## THE PROBLEM
From the listing below, work out how many lines contain "Average". Reply with that number only.

## EXERCISE MATERIAL

++++

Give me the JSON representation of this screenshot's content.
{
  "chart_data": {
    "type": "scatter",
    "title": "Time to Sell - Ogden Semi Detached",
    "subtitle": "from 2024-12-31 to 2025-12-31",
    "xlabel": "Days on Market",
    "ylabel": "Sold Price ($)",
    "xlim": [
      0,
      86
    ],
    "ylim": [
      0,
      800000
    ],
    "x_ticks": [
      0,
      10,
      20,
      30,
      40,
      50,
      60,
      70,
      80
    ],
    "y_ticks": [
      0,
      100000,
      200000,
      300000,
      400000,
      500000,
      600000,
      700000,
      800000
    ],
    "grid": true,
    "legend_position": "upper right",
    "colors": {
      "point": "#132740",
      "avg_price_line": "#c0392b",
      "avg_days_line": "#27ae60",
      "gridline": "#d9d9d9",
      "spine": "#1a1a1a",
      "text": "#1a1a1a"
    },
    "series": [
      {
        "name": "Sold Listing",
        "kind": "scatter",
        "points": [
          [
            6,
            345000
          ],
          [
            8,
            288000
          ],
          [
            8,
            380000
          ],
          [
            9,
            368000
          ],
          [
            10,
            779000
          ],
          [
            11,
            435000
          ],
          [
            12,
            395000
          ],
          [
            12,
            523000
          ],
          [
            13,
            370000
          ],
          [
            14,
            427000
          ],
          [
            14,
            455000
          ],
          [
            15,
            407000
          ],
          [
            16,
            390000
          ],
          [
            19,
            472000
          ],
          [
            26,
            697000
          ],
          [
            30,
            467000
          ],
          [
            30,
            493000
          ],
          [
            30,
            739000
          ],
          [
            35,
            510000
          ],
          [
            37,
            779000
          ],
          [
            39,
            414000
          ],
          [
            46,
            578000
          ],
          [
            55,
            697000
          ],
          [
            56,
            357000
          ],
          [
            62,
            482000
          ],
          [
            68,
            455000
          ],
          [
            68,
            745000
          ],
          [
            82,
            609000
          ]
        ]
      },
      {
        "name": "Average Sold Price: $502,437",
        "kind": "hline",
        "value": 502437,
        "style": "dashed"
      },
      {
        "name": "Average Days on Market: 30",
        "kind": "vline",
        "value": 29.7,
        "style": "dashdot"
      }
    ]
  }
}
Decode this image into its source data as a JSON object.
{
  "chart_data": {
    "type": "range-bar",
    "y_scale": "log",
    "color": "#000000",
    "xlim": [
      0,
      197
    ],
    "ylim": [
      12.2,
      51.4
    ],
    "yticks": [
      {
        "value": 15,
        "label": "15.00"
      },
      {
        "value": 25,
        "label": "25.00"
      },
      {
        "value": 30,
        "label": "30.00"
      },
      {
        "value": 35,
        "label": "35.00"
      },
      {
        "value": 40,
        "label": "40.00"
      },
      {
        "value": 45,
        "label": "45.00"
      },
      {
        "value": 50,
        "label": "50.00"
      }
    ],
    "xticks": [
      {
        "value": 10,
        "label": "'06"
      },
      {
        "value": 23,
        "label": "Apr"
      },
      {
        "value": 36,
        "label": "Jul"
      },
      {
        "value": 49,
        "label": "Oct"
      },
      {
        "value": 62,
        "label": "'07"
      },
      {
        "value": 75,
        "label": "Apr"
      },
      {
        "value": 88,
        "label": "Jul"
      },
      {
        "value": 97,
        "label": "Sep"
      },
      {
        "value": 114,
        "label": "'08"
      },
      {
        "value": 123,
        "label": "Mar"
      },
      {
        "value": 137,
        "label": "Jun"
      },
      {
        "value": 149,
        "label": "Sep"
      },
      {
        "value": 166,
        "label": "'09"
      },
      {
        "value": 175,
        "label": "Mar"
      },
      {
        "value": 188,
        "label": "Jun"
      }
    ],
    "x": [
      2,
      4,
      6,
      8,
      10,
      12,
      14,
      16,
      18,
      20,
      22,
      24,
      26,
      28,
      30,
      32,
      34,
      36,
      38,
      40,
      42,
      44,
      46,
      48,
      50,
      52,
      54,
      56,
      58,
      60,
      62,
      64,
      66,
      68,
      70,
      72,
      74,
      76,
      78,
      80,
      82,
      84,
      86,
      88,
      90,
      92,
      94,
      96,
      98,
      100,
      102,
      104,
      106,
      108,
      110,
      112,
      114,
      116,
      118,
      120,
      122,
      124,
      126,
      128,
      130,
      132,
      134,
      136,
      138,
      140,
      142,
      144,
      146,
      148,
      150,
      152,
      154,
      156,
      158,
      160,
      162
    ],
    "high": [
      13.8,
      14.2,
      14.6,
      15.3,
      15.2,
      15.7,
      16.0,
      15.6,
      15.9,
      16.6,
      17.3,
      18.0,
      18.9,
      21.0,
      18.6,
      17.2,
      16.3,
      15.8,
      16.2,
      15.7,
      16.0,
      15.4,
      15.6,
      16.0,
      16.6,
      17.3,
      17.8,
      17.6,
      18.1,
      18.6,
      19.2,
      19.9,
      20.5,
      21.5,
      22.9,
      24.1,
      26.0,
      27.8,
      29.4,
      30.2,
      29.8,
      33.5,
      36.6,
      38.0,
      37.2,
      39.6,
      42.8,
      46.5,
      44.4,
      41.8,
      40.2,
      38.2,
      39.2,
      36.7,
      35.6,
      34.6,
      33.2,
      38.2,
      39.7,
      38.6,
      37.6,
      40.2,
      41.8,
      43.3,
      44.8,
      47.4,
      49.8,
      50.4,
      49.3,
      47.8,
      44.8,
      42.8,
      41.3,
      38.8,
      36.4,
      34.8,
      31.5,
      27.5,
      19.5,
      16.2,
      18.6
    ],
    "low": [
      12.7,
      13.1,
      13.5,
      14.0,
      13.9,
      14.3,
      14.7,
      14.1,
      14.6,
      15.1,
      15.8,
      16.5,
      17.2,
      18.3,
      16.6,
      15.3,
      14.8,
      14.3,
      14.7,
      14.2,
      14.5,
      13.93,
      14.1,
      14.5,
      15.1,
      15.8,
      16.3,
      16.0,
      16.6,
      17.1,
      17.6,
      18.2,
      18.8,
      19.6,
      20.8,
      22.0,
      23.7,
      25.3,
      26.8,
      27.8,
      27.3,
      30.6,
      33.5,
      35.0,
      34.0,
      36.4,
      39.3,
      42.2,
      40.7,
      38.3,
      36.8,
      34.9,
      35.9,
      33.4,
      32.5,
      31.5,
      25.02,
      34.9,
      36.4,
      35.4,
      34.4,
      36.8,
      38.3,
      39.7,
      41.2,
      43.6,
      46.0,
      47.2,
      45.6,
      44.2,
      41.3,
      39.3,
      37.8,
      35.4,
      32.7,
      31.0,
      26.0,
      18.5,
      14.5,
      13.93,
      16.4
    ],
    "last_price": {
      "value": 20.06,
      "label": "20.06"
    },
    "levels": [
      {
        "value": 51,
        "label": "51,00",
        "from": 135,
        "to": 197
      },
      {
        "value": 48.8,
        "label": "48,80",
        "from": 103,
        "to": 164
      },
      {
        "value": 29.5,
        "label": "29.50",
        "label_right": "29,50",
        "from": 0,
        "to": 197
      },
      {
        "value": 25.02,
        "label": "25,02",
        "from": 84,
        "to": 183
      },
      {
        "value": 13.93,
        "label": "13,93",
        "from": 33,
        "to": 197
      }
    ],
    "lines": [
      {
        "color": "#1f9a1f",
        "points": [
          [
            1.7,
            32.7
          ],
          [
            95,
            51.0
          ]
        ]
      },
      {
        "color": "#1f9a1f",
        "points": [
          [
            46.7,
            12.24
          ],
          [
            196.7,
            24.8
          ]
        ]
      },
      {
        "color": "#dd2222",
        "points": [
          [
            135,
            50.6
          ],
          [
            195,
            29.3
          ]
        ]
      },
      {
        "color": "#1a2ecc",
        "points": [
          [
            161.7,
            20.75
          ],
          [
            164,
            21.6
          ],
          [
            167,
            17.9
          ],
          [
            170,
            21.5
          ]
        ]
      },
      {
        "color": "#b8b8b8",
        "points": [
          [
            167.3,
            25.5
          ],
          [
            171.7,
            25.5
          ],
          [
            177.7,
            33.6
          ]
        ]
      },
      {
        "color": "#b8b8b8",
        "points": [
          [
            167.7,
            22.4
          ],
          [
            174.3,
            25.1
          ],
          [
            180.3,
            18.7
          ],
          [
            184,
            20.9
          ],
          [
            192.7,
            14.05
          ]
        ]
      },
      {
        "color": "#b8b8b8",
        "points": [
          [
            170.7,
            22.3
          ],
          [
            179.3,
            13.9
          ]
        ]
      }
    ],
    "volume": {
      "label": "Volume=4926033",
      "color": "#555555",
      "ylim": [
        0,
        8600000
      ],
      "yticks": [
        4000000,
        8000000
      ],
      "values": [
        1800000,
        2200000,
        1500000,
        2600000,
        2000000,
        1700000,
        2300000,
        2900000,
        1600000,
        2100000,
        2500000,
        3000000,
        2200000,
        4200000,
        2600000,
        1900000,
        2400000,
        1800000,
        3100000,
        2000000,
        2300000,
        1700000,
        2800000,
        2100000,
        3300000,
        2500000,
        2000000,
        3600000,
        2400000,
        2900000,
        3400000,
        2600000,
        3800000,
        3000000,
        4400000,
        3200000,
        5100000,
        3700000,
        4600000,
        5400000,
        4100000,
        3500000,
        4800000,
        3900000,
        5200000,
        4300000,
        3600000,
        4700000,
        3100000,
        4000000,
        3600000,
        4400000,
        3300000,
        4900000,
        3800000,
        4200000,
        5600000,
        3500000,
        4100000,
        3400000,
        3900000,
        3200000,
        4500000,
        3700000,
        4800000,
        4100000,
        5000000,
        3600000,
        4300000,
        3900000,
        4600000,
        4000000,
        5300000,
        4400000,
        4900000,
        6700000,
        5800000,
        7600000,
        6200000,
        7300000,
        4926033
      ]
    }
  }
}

++++

## OUTPUT OF THE TASK
2